| Input for this task |
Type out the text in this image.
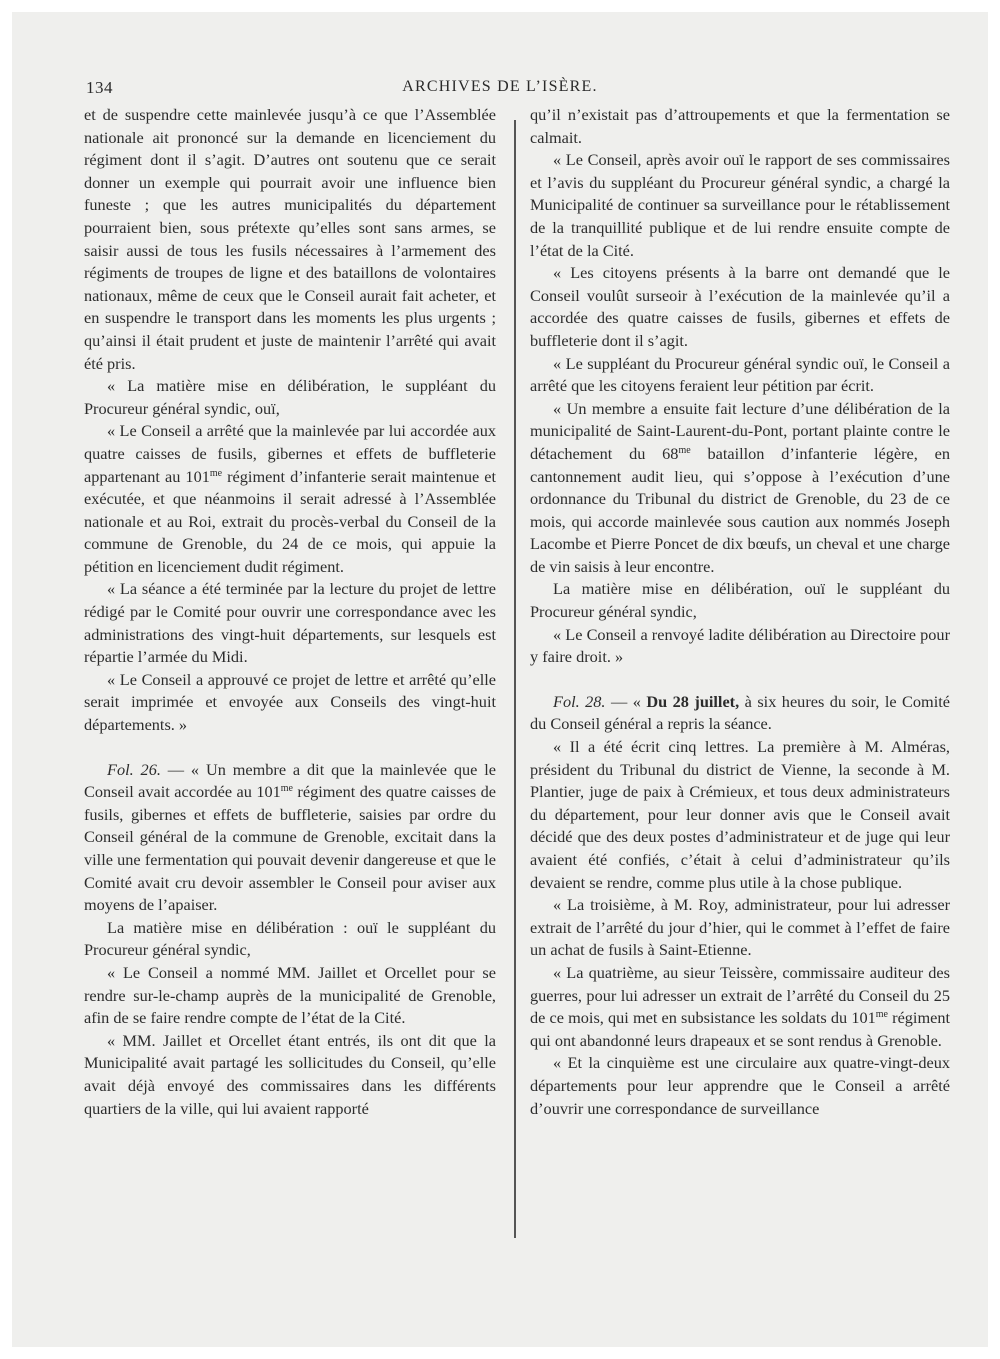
134	ARCHIVES DE L’ISÈRE.

et de suspendre cette mainlevée jusqu’à ce que l’Assemblée nationale ait prononcé sur la demande en licenciement du régiment dont il s’agit. D’autres ont soutenu que ce serait donner un exemple qui pourrait avoir une influence bien funeste ; que les autres municipalités du département pourraient bien, sous prétexte qu’elles sont sans armes, se saisir aussi de tous les fusils nécessaires à l’armement des régiments de troupes de ligne et des bataillons de volontaires nationaux, même de ceux que le Conseil aurait fait acheter, et en suspendre le transport dans les moments les plus urgents ; qu’ainsi il était prudent et juste de maintenir l’arrêté qui avait été pris.

« La matière mise en délibération, le suppléant du Procureur général syndic, ouï,

« Le Conseil a arrêté que la mainlevée par lui accordée aux quatre caisses de fusils, gibernes et effets de buffleterie appartenant au $101^{me}$ régiment d’infanterie serait maintenue et exécutée, et que néanmoins il serait adressé à l’Assemblée nationale et au Roi, extrait du procès-verbal du Conseil de la commune de Grenoble, du 24 de ce mois, qui appuie la pétition en licenciement dudit régiment.

« La séance a été terminée par la lecture du projet de lettre rédigé par le Comité pour ouvrir une correspondance avec les administrations des vingt-huit départements, sur lesquels est répartie l’armée du Midi.

« Le Conseil a approuvé ce projet de lettre et arrêté qu’elle serait imprimée et envoyée aux Conseils des vingt-huit départements. »

Fol. 26. — « Un membre a dit que la mainlevée que le Conseil avait accordée au $101^{me}$ régiment des quatre caisses de fusils, gibernes et effets de buffleterie, saisies par ordre du Conseil général de la commune de Grenoble, excitait dans la ville une fermentation qui pouvait devenir dangereuse et que le Comité avait cru devoir assembler le Conseil pour aviser aux moyens de l’apaiser.

La matière mise en délibération : ouï le suppléant du Procureur général syndic,

« Le Conseil a nommé MM. Jaillet et Orcellet pour se rendre sur-le-champ auprès de la municipalité de Grenoble, afin de se faire rendre compte de l’état de la Cité.

« MM. Jaillet et Orcellet étant entrés, ils ont dit que la Municipalité avait partagé les sollicitudes du Conseil, qu’elle avait déjà envoyé des commissaires dans les différents quartiers de la ville, qui lui avaient rapporté

qu’il n’existait pas d’attroupements et que la fermentation se calmait.

« Le Conseil, après avoir ouï le rapport de ses commissaires et l’avis du suppléant du Procureur général syndic, a chargé la Municipalité de continuer sa surveillance pour le rétablissement de la tranquillité publique et de lui rendre ensuite compte de l’état de la Cité.

« Les citoyens présents à la barre ont demandé que le Conseil voulût surseoir à l’exécution de la mainlevée qu’il a accordée des quatre caisses de fusils, gibernes et effets de buffleterie dont il s’agit.

« Le suppléant du Procureur général syndic ouï, le Conseil a arrêté que les citoyens feraient leur pétition par écrit.

« Un membre a ensuite fait lecture d’une délibération de la municipalité de Saint-Laurent-du-Pont, portant plainte contre le détachement du $68^{me}$ bataillon d’infanterie légère, en cantonnement audit lieu, qui s’oppose à l’exécution d’une ordonnance du Tribunal du district de Grenoble, du 23 de ce mois, qui accorde mainlevée sous caution aux nommés Joseph Lacombe et Pierre Poncet de dix bœufs, un cheval et une charge de vin saisis à leur encontre.

La matière mise en délibération, ouï le suppléant du Procureur général syndic,

« Le Conseil a renvoyé ladite délibération au Directoire pour y faire droit. »

Fol. 28. — « Du 28 juillet, à six heures du soir, le Comité du Conseil général a repris la séance.

« Il a été écrit cinq lettres. La première à M. Alméras, président du Tribunal du district de Vienne, la seconde à M. Plantier, juge de paix à Crémieux, et tous deux administrateurs du département, pour leur donner avis que le Conseil avait décidé que des deux postes d’administrateur et de juge qui leur avaient été confiés, c’était à celui d’administrateur qu’ils devaient se rendre, comme plus utile à la chose publique.

« La troisième, à M. Roy, administrateur, pour lui adresser extrait de l’arrêté du jour d’hier, qui le commet à l’effet de faire un achat de fusils à Saint-Etienne.

« La quatrième, au sieur Teissère, commissaire auditeur des guerres, pour lui adresser un extrait de l’arrêté du Conseil du 25 de ce mois, qui met en subsistance les soldats du $101^{me}$ régiment qui ont abandonné leurs drapeaux et se sont rendus à Grenoble.

« Et la cinquième est une circulaire aux quatre-vingt-deux départements pour leur apprendre que le Conseil a arrêté d’ouvrir une correspondance de surveillance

| What to work on |
Copy the whole listing above word for word but do not carry over the pictures.

| Written response |
Type out the text in this image.
134	ARCHIVES DE L’ISÈRE.

et de suspendre cette mainlevée jusqu’à ce que l’Assemblée nationale ait prononcé sur la demande en licenciement du régiment dont il s’agit. D’autres ont soutenu que ce serait donner un exemple qui pourrait avoir une influence bien funeste ; que les autres municipalités du département pourraient bien, sous prétexte qu’elles sont sans armes, se saisir aussi de tous les fusils nécessaires à l’armement des régiments de troupes de ligne et des bataillons de volontaires nationaux, même de ceux que le Conseil aurait fait acheter, et en suspendre le transport dans les moments les plus urgents ; qu’ainsi il était prudent et juste de maintenir l’arrêté qui avait été pris.

« La matière mise en délibération, le suppléant du Procureur général syndic, ouï,

« Le Conseil a arrêté que la mainlevée par lui accordée aux quatre caisses de fusils, gibernes et effets de buffleterie appartenant au $101^{me}$ régiment d’infanterie serait maintenue et exécutée, et que néanmoins il serait adressé à l’Assemblée nationale et au Roi, extrait du procès-verbal du Conseil de la commune de Grenoble, du 24 de ce mois, qui appuie la pétition en licenciement dudit régiment.

« La séance a été terminée par la lecture du projet de lettre rédigé par le Comité pour ouvrir une correspondance avec les administrations des vingt-huit départements, sur lesquels est répartie l’armée du Midi.

« Le Conseil a approuvé ce projet de lettre et arrêté qu’elle serait imprimée et envoyée aux Conseils des vingt-huit départements. »

Fol. 26. — « Un membre a dit que la mainlevée que le Conseil avait accordée au $101^{me}$ régiment des quatre caisses de fusils, gibernes et effets de buffleterie, saisies par ordre du Conseil général de la commune de Grenoble, excitait dans la ville une fermentation qui pouvait devenir dangereuse et que le Comité avait cru devoir assembler le Conseil pour aviser aux moyens de l’apaiser.

La matière mise en délibération : ouï le suppléant du Procureur général syndic,

« Le Conseil a nommé MM. Jaillet et Orcellet pour se rendre sur-le-champ auprès de la municipalité de Grenoble, afin de se faire rendre compte de l’état de la Cité.

« MM. Jaillet et Orcellet étant entrés, ils ont dit que la Municipalité avait partagé les sollicitudes du Conseil, qu’elle avait déjà envoyé des commissaires dans les différents quartiers de la ville, qui lui avaient rapporté

qu’il n’existait pas d’attroupements et que la fermentation se calmait.

« Le Conseil, après avoir ouï le rapport de ses commissaires et l’avis du suppléant du Procureur général syndic, a chargé la Municipalité de continuer sa surveillance pour le rétablissement de la tranquillité publique et de lui rendre ensuite compte de l’état de la Cité.

« Les citoyens présents à la barre ont demandé que le Conseil voulût surseoir à l’exécution de la mainlevée qu’il a accordée des quatre caisses de fusils, gibernes et effets de buffleterie dont il s’agit.

« Le suppléant du Procureur général syndic ouï, le Conseil a arrêté que les citoyens feraient leur pétition par écrit.

« Un membre a ensuite fait lecture d’une délibération de la municipalité de Saint-Laurent-du-Pont, portant plainte contre le détachement du $68^{me}$ bataillon d’infanterie légère, en cantonnement audit lieu, qui s’oppose à l’exécution d’une ordonnance du Tribunal du district de Grenoble, du 23 de ce mois, qui accorde mainlevée sous caution aux nommés Joseph Lacombe et Pierre Poncet de dix bœufs, un cheval et une charge de vin saisis à leur encontre.

La matière mise en délibération, ouï le suppléant du Procureur général syndic,

« Le Conseil a renvoyé ladite délibération au Directoire pour y faire droit. »

Fol. 28. — « Du 28 juillet, à six heures du soir, le Comité du Conseil général a repris la séance.

« Il a été écrit cinq lettres. La première à M. Alméras, président du Tribunal du district de Vienne, la seconde à M. Plantier, juge de paix à Crémieux, et tous deux administrateurs du département, pour leur donner avis que le Conseil avait décidé que des deux postes d’administrateur et de juge qui leur avaient été confiés, c’était à celui d’administrateur qu’ils devaient se rendre, comme plus utile à la chose publique.

« La troisième, à M. Roy, administrateur, pour lui adresser extrait de l’arrêté du jour d’hier, qui le commet à l’effet de faire un achat de fusils à Saint-Etienne.

« La quatrième, au sieur Teissère, commissaire auditeur des guerres, pour lui adresser un extrait de l’arrêté du Conseil du 25 de ce mois, qui met en subsistance les soldats du $101^{me}$ régiment qui ont abandonné leurs drapeaux et se sont rendus à Grenoble.

« Et la cinquième est une circulaire aux quatre-vingt-deux départements pour leur apprendre que le Conseil a arrêté d’ouvrir une correspondance de surveillance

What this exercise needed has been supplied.